- TASK TO CARRY OUT -
From the records below, give the part that opens with the line containing "30, 577, 379]" and closes with the line containing "heatmap-cell [184, 31, 271, 148]" as a numbered list, leaving out any blank lines.

Visual layout records

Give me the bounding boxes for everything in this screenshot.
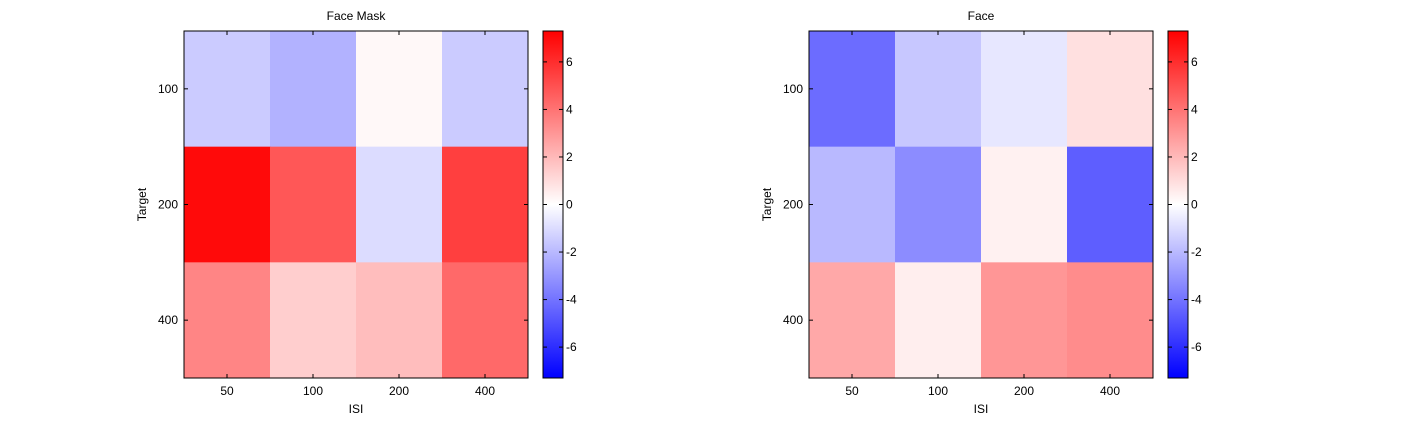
colorbar: -6 -4 -2 0 2 4 6 [542, 30, 577, 379]
colorbar-tick-label: 2 [1191, 150, 1198, 164]
heatmap-cell [356, 31, 443, 148]
heatmap-cell [442, 146, 529, 263]
colorbar-tick-label: 0 [1191, 198, 1198, 212]
colorbar-tick-label: -4 [1191, 293, 1202, 307]
y-tick-label: 400 [783, 313, 803, 327]
colorbar-tick-label: 4 [1191, 102, 1198, 116]
colorbar-tick-label: 2 [566, 150, 573, 164]
y-axis-label: Target [135, 187, 149, 221]
colorbar-tick-label: -2 [1191, 245, 1202, 259]
colorbar-tick-label: 4 [566, 102, 573, 116]
heatmap-cell [809, 262, 896, 379]
x-tick-label: 50 [220, 384, 234, 398]
heatmap-cell [809, 31, 896, 148]
heatmap-cell [981, 146, 1068, 263]
x-tick-label: 100 [928, 384, 948, 398]
heatmap-cell [356, 262, 443, 379]
heatmap-panel-2: 50 100 200 400 100 200 400 Face ISI Target -6 -4 -2 0… [760, 9, 1202, 416]
chart-title: Face [968, 9, 995, 23]
heatmap-cell [270, 262, 357, 379]
chart-title: Face Mask [327, 9, 387, 23]
colorbar-tick-label: 6 [1191, 55, 1198, 69]
colorbar-tick-label: 6 [566, 55, 573, 69]
colorbar-tick-label: -4 [566, 293, 577, 307]
heatmap-cell [184, 31, 271, 148]
heatmap-cell [442, 262, 529, 379]
heatmap-cell [1067, 146, 1154, 263]
x-axis-label: ISI [349, 402, 364, 416]
heatmap-cell [1067, 262, 1154, 379]
y-tick-label: 100 [783, 82, 803, 96]
x-tick-label: 400 [1100, 384, 1120, 398]
x-tick-label: 50 [845, 384, 859, 398]
x-axis-label: ISI [974, 402, 989, 416]
y-tick-label: 100 [158, 82, 178, 96]
x-tick-label: 100 [303, 384, 323, 398]
heatmap-cell [270, 31, 357, 148]
heatmap-cell [184, 262, 271, 379]
heatmap-cell [981, 262, 1068, 379]
heatmap-cell [356, 146, 443, 263]
y-tick-label: 400 [158, 313, 178, 327]
colorbar-tick-label: -6 [566, 340, 577, 354]
heatmap-cell [442, 31, 529, 148]
heatmap-cell [981, 31, 1068, 148]
colorbar-tick-label: 0 [566, 198, 573, 212]
heatmap-cell [895, 31, 982, 148]
y-axis-label: Target [760, 187, 774, 221]
heatmap-panel-1: 50 100 200 400 100 200 400 Face Mask ISI Target -6… [135, 9, 577, 416]
heatmap-cell [270, 146, 357, 263]
y-tick-label: 200 [158, 198, 178, 212]
y-tick-label: 200 [783, 198, 803, 212]
heatmap-cell [1067, 31, 1154, 148]
colorbar-tick-label: -6 [1191, 340, 1202, 354]
heatmap-cell [809, 146, 896, 263]
heatmap-cell [184, 146, 271, 263]
colorbar-tick-label: -2 [566, 245, 577, 259]
x-tick-label: 200 [389, 384, 409, 398]
x-tick-label: 400 [475, 384, 495, 398]
heatmap-cell [895, 262, 982, 379]
x-tick-label: 200 [1014, 384, 1034, 398]
heatmap-cell [895, 146, 982, 263]
colorbar: -6 -4 -2 0 2 4 6 [1167, 30, 1202, 379]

- FINISHED ANSWER -
1. colorbar: -6 -4 -2 0 2 4 6 [542, 30, 577, 379]
2. colorbar-tick-label: 2 [1191, 150, 1198, 164]
3. heatmap-cell [356, 31, 443, 148]
4. heatmap-cell [442, 146, 529, 263]
5. colorbar-tick-label: 0 [1191, 198, 1198, 212]
6. colorbar-tick-label: -4 [1191, 293, 1202, 307]
7. y-tick-label: 400 [783, 313, 803, 327]
8. colorbar-tick-label: 4 [1191, 102, 1198, 116]
9. colorbar-tick-label: 2 [566, 150, 573, 164]
10. y-axis-label: Target [135, 187, 149, 221]
11. colorbar-tick-label: -2 [1191, 245, 1202, 259]
12. colorbar-tick-label: 4 [566, 102, 573, 116]
13. heatmap-cell [809, 262, 896, 379]
14. x-tick-label: 50 [220, 384, 234, 398]
15. heatmap-cell [809, 31, 896, 148]
16. heatmap-cell [981, 146, 1068, 263]
17. x-tick-label: 100 [928, 384, 948, 398]
18. heatmap-cell [356, 262, 443, 379]
19. heatmap-panel-2: 50 100 200 400 100 200 400 Face ISI Target -6 -4 -2 0… [760, 9, 1202, 416]
20. chart-title: Face [968, 9, 995, 23]
21. heatmap-cell [270, 262, 357, 379]
22. chart-title: Face Mask [327, 9, 387, 23]
23. colorbar-tick-label: 6 [1191, 55, 1198, 69]
24. colorbar-tick-label: 6 [566, 55, 573, 69]
25. colorbar-tick-label: -4 [566, 293, 577, 307]
26. heatmap-cell [184, 31, 271, 148]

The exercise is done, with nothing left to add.